begin INPUT DATA
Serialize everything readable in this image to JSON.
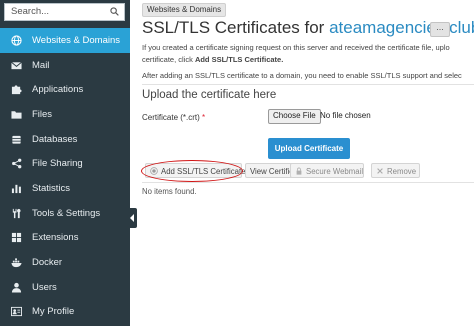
{
  "sidebar": {
    "search_placeholder": "Search...",
    "items": [
      {
        "label": "Websites & Domains",
        "icon": "globe-icon",
        "active": true
      },
      {
        "label": "Mail",
        "icon": "envelope-icon"
      },
      {
        "label": "Applications",
        "icon": "puzzle-icon"
      },
      {
        "label": "Files",
        "icon": "folder-icon"
      },
      {
        "label": "Databases",
        "icon": "database-icon"
      },
      {
        "label": "File Sharing",
        "icon": "share-icon"
      },
      {
        "label": "Statistics",
        "icon": "bar-chart-icon"
      },
      {
        "label": "Tools & Settings",
        "icon": "tools-icon"
      },
      {
        "label": "Extensions",
        "icon": "extensions-icon"
      },
      {
        "label": "Docker",
        "icon": "docker-icon"
      },
      {
        "label": "Users",
        "icon": "user-icon"
      },
      {
        "label": "My Profile",
        "icon": "profile-icon"
      }
    ]
  },
  "breadcrumb": {
    "label": "Websites & Domains"
  },
  "page": {
    "title_prefix": "SSL/TLS Certificates for ",
    "domain": "ateamagencies.club",
    "more_label": "..."
  },
  "intro": {
    "line1": "If you created a certificate signing request on this server and received the certificate file, uplo",
    "line2_prefix": "certificate, click ",
    "line2_bold": "Add SSL/TLS Certificate.",
    "line3": "After adding an SSL/TLS certificate to a domain, you need to enable SSL/TLS support and selec"
  },
  "upload": {
    "section_title": "Upload the certificate here",
    "field_label": "Certificate (*.crt)",
    "required_mark": "*",
    "choose_label": "Choose File",
    "file_status": "No file chosen",
    "upload_label": "Upload Certificate"
  },
  "toolbar": {
    "add_label": "Add SSL/TLS Certificate",
    "view_label": "View Certificates",
    "secure_label": "Secure Webmail",
    "remove_label": "Remove"
  },
  "list": {
    "empty_text": "No items found."
  },
  "colors": {
    "sidebar_bg": "#2b3a42",
    "active": "#2aa2d6",
    "link": "#2b8bc2",
    "primary_button": "#2a8fd0",
    "annotation": "#d01515"
  }
}
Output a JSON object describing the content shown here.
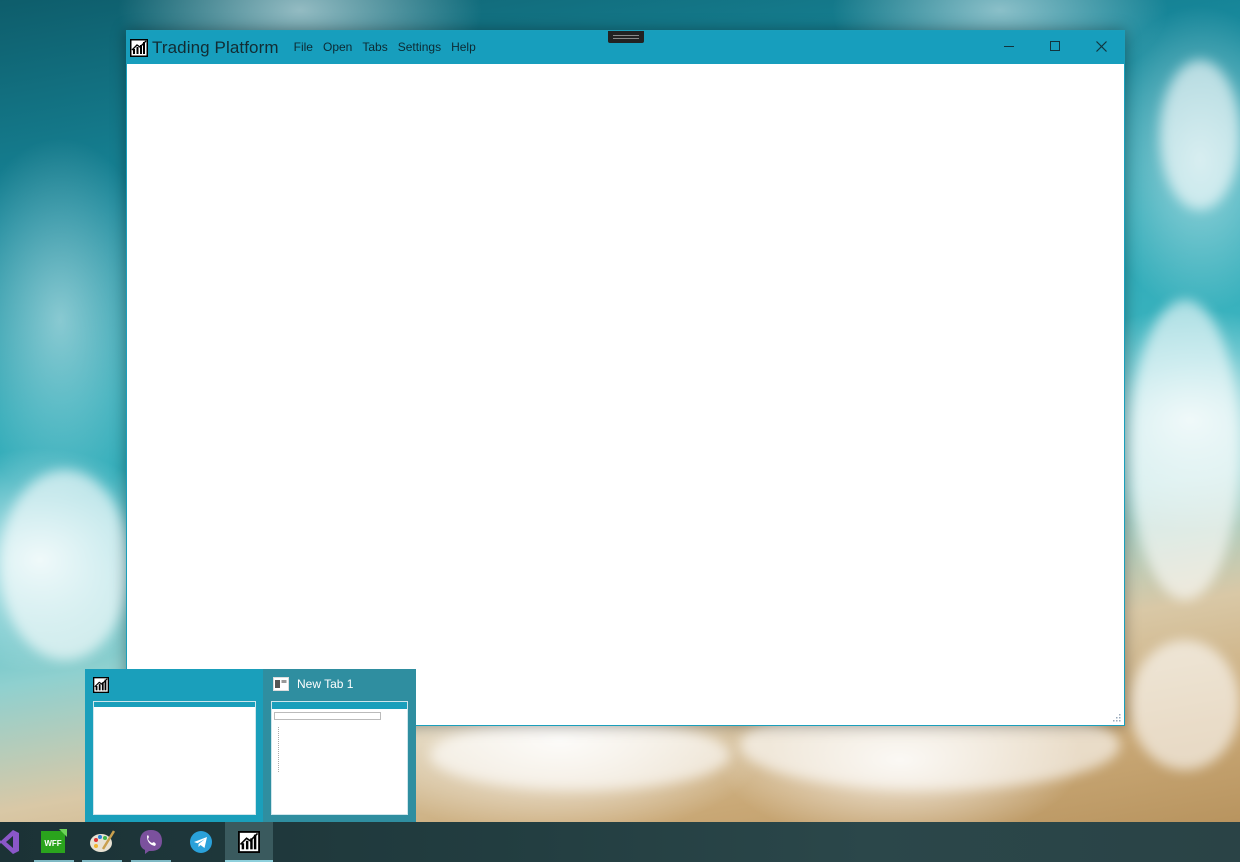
{
  "window": {
    "title": "Trading Platform",
    "menu": [
      "File",
      "Open",
      "Tabs",
      "Settings",
      "Help"
    ],
    "controls": {
      "minimize": "—",
      "maximize": "□",
      "close": "✕"
    }
  },
  "thumbnails": [
    {
      "label": "",
      "icon": "trading-chart-icon"
    },
    {
      "label": "New Tab 1",
      "icon": "tab-window-icon"
    }
  ],
  "taskbar": {
    "items": [
      {
        "name": "visual-studio-icon",
        "color": "#8a57c9"
      },
      {
        "name": "wff-app-icon",
        "label": "WFF",
        "color": "#2aa41d"
      },
      {
        "name": "paint-palette-icon",
        "color": "#c9a04e"
      },
      {
        "name": "viber-icon",
        "color": "#7b519d"
      },
      {
        "name": "telegram-icon",
        "color": "#2aa1da"
      },
      {
        "name": "trading-platform-icon",
        "color": "#000000",
        "active": true
      }
    ]
  },
  "colors": {
    "titlebar": "#179ebd",
    "taskbar": "#223d40",
    "accent": "#8ed0dc"
  }
}
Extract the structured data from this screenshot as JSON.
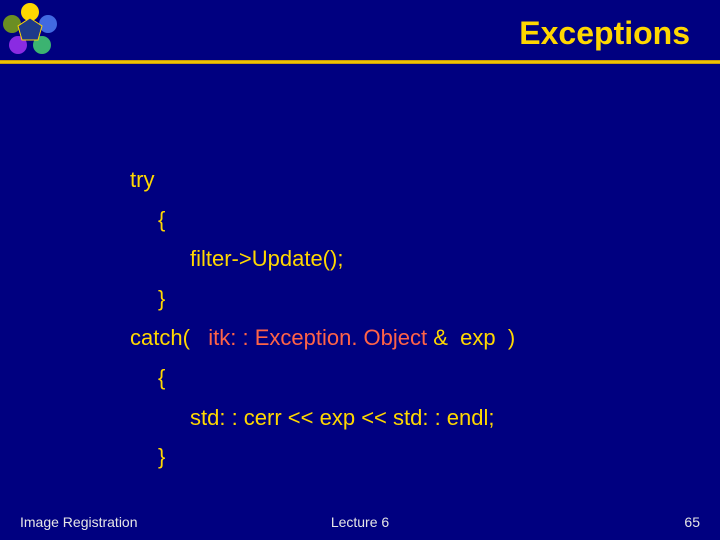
{
  "header": {
    "title": "Exceptions"
  },
  "code": {
    "line1": "try",
    "line2": "{",
    "line3": "filter->Update();",
    "line4": "}",
    "line5_a": "catch(   ",
    "line5_b": "itk: : Exception. Object ",
    "line5_c": "&  exp  )",
    "line6": "{",
    "line7": "std: : cerr << exp << std: : endl;",
    "line8": "}"
  },
  "footer": {
    "left": "Image Registration",
    "center": "Lecture 6",
    "right": "65"
  }
}
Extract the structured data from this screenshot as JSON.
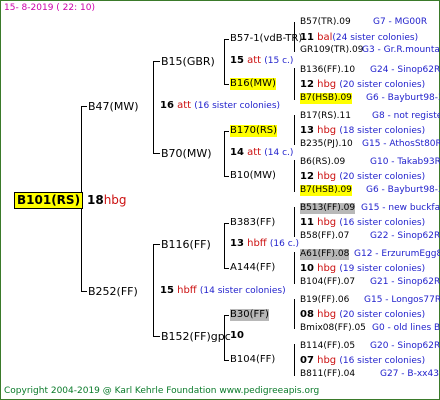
{
  "header": "15-  8-2019  ( 22: 10)",
  "root": {
    "name": "B101(RS)",
    "year": "18",
    "breed": "hbg"
  },
  "gen1": [
    {
      "name": "B47(MW)"
    },
    {
      "name": "B252(FF)"
    }
  ],
  "gen2": [
    {
      "name": "B15(GBR)",
      "year": "16",
      "breed": "att",
      "siblings": "(16 sister colonies)"
    },
    {
      "name": "B70(MW)",
      "year": "14",
      "breed": "att",
      "siblings": "(14 c.)"
    },
    {
      "name": "B116(FF)",
      "year": "13",
      "breed": "hbff",
      "siblings": "(16 c.)"
    },
    {
      "name": "B152(FF)gpc",
      "year": "10",
      "breed": "",
      "siblings": ""
    }
  ],
  "gen2_father": [
    {
      "name": "B57-1(vdB-TR)"
    },
    {
      "name": "B16(MW)"
    },
    {
      "name": "B170(RS)"
    },
    {
      "name": "B10(MW)"
    },
    {
      "name": "B383(FF)"
    },
    {
      "name": "A144(FF)"
    },
    {
      "name": "B30(FF)"
    },
    {
      "name": "B104(FF)"
    }
  ],
  "gen2_mid": {
    "year": "15",
    "breed": "hbff",
    "siblings": "(14 sister colonies)"
  },
  "gen3": [
    {
      "year": "15",
      "breed": "att",
      "siblings": "(15 c.)"
    },
    {
      "year": "12",
      "breed": "hbg",
      "siblings": "(20 sister colonies)"
    },
    {
      "year": "13",
      "breed": "hbg",
      "siblings": "(18 sister colonies)"
    },
    {
      "year": "12",
      "breed": "hbg",
      "siblings": "(20 sister colonies)"
    },
    {
      "year": "11",
      "breed": "hbg",
      "siblings": "(16 sister colonies)"
    },
    {
      "year": "10",
      "breed": "hbg",
      "siblings": "(19 sister colonies)"
    },
    {
      "year": "08",
      "breed": "hbg",
      "siblings": "(20 sister colonies)"
    },
    {
      "year": "07",
      "breed": "hbg",
      "siblings": "(16 sister colonies)"
    }
  ],
  "gen3_top": {
    "year": "11",
    "breed": "bal",
    "siblings": "(24 sister colonies)"
  },
  "gen4": [
    {
      "name": "B57(TR).09",
      "info": "G7 - MG00R"
    },
    {
      "name": "GR109(TR).09",
      "info": "G3 - Gr.R.mounta"
    },
    {
      "name": "B136(FF).10",
      "info": "G24 - Sinop62R"
    },
    {
      "name": "B7(HSB).09",
      "info": "G6 - Bayburt98-3"
    },
    {
      "name": "B17(RS).11",
      "info": "G8 - not registe"
    },
    {
      "name": "B235(PJ).10",
      "info": "G15 - AthosSt80R"
    },
    {
      "name": "B6(RS).09",
      "info": "G10 - Takab93R"
    },
    {
      "name": "B7(HSB).09",
      "info": "G6 - Bayburt98-3"
    },
    {
      "name": "B513(FF).09",
      "info": "G15 - new buckfas"
    },
    {
      "name": "B58(FF).07",
      "info": "G22 - Sinop62R"
    },
    {
      "name": "A61(FF).08",
      "info": "G12 - ErzurumEgg8"
    },
    {
      "name": "B104(FF).07",
      "info": "G21 - Sinop62R"
    },
    {
      "name": "B19(FF).06",
      "info": "G15 - Longos77R"
    },
    {
      "name": "Bmix08(FF).05",
      "info": "G0 - old lines B"
    },
    {
      "name": "B114(FF).05",
      "info": "G20 - Sinop62R"
    },
    {
      "name": "B811(FF).04",
      "info": "G27 - B-xx43"
    }
  ],
  "footer": "Copyright 2004-2019 @ Karl Kehrle Foundation    www.pedigreeapis.org"
}
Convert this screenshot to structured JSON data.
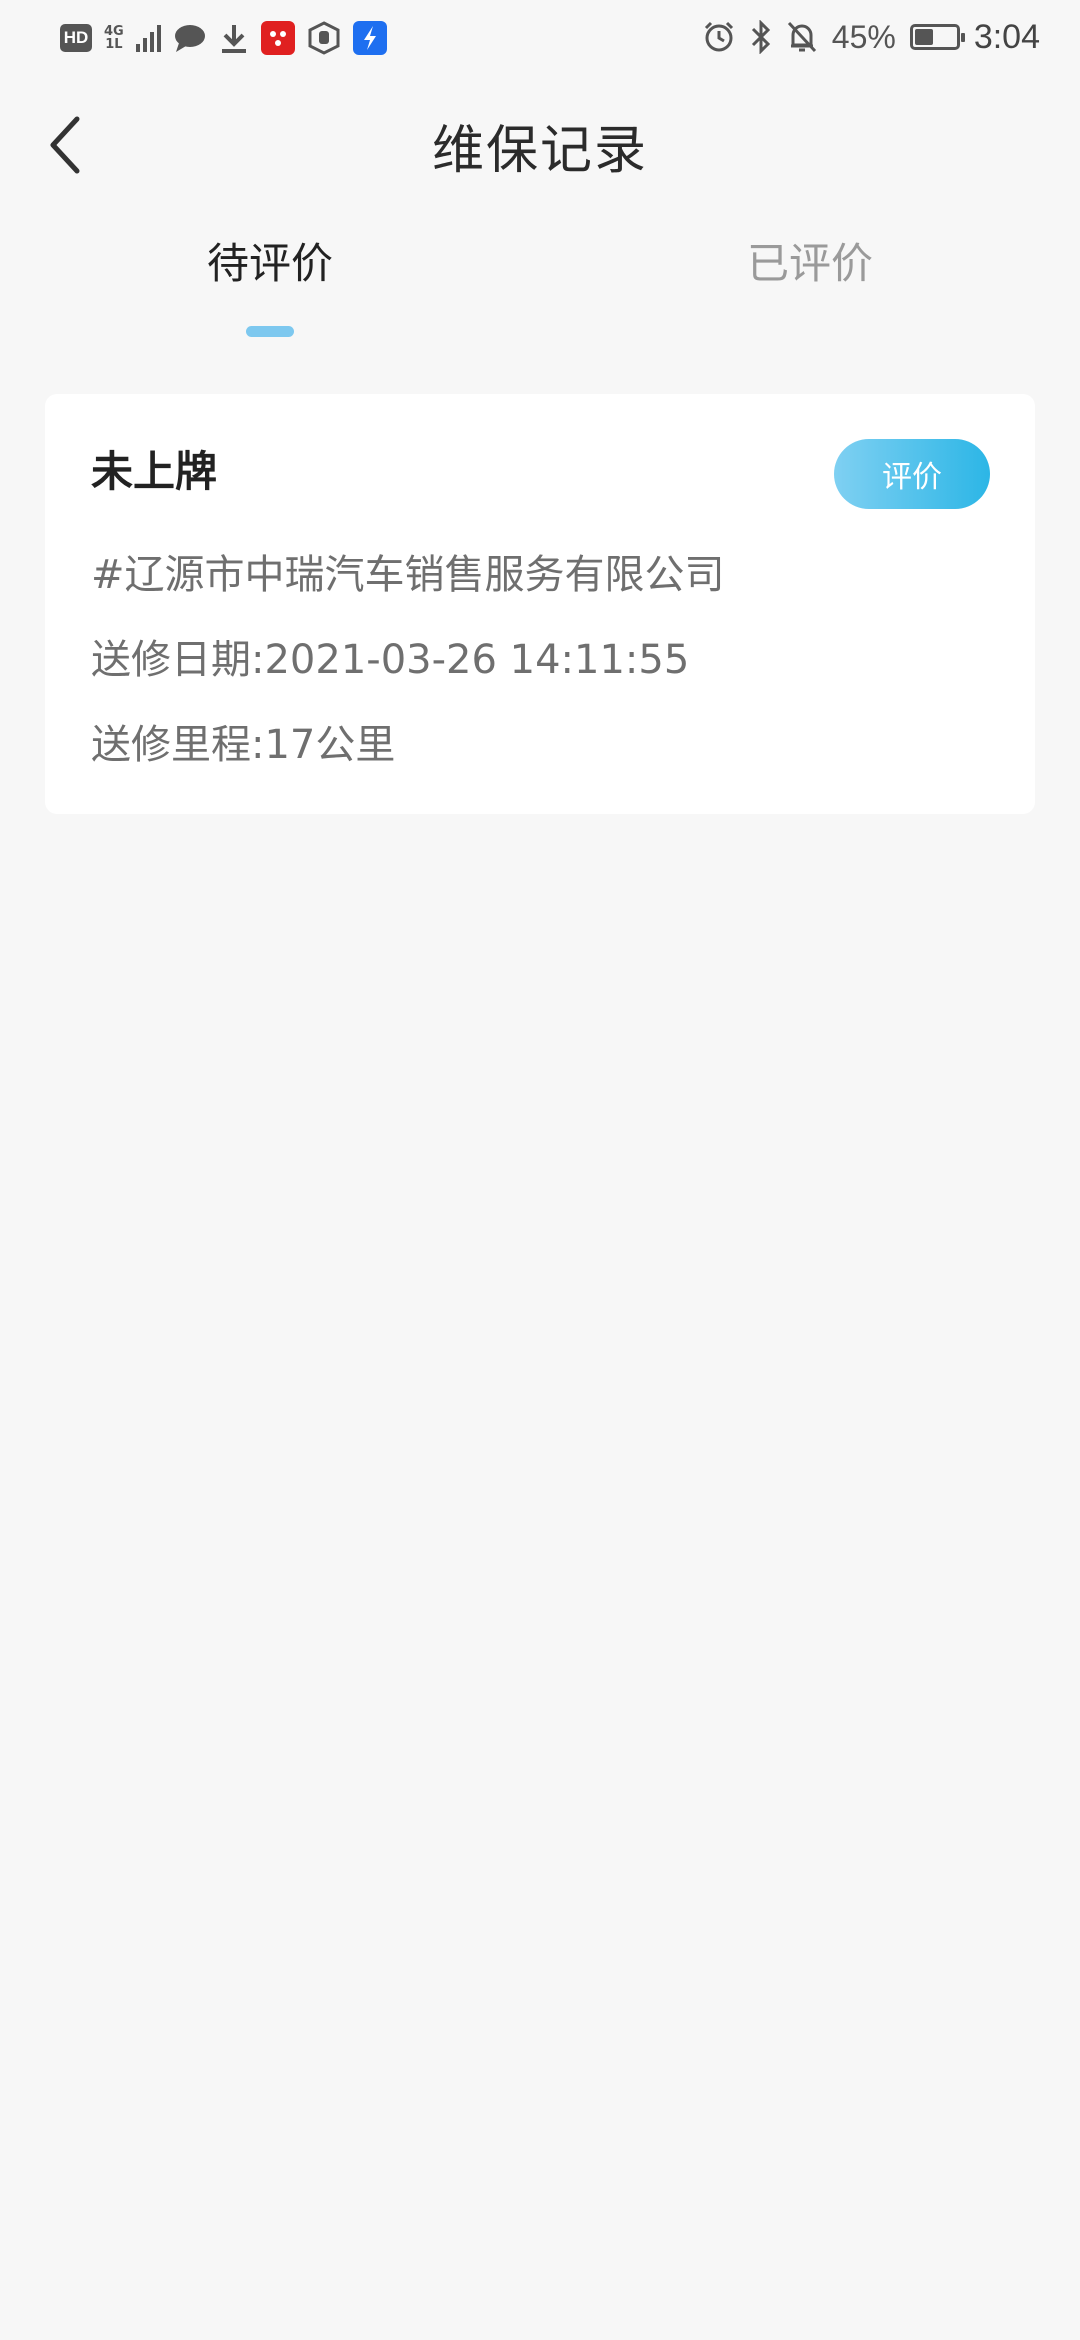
{
  "status_bar": {
    "left_icons": [
      "hd-icon",
      "4g-network-icon",
      "signal-strength-icon",
      "message-bubble-icon",
      "download-icon",
      "red-app-icon",
      "hand-app-icon",
      "blue-app-icon"
    ],
    "hd_label": "HD",
    "network_label_top": "4G",
    "network_label_bottom": "1L",
    "right_icons": [
      "alarm-icon",
      "bluetooth-icon",
      "mute-bell-icon"
    ],
    "battery_percent": "45%",
    "battery_level": 0.45,
    "time": "3:04"
  },
  "header": {
    "title": "维保记录",
    "back_icon": "chevron-left-icon"
  },
  "tabs": [
    {
      "label": "待评价",
      "active": true
    },
    {
      "label": "已评价",
      "active": false
    }
  ],
  "colors": {
    "accent": "#7dc8ef",
    "button_gradient_start": "#7fd0f2",
    "button_gradient_end": "#2cb6e6",
    "background": "#f7f7f7"
  },
  "records": [
    {
      "plate": "未上牌",
      "action_label": "评价",
      "company": "#辽源市中瑞汽车销售服务有限公司",
      "date_line": "送修日期:2021-03-26 14:11:55",
      "mileage_line": "送修里程:17公里"
    }
  ]
}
end INPUT DATA
(WHAT YOU WILL DO)
Copy out exactly the lines between the line containing "Convert this screenshot" and the end of the entries, including both, and leave the pictures behind.

(FINAL RESULT)
Convert this screenshot to structured JSON data.
{
  "status_bar": {
    "left_icons": [
      "hd-icon",
      "4g-network-icon",
      "signal-strength-icon",
      "message-bubble-icon",
      "download-icon",
      "red-app-icon",
      "hand-app-icon",
      "blue-app-icon"
    ],
    "hd_label": "HD",
    "network_label_top": "4G",
    "network_label_bottom": "1L",
    "right_icons": [
      "alarm-icon",
      "bluetooth-icon",
      "mute-bell-icon"
    ],
    "battery_percent": "45%",
    "battery_level": 0.45,
    "time": "3:04"
  },
  "header": {
    "title": "维保记录",
    "back_icon": "chevron-left-icon"
  },
  "tabs": [
    {
      "label": "待评价",
      "active": true
    },
    {
      "label": "已评价",
      "active": false
    }
  ],
  "colors": {
    "accent": "#7dc8ef",
    "button_gradient_start": "#7fd0f2",
    "button_gradient_end": "#2cb6e6",
    "background": "#f7f7f7"
  },
  "records": [
    {
      "plate": "未上牌",
      "action_label": "评价",
      "company": "#辽源市中瑞汽车销售服务有限公司",
      "date_line": "送修日期:2021-03-26 14:11:55",
      "mileage_line": "送修里程:17公里"
    }
  ]
}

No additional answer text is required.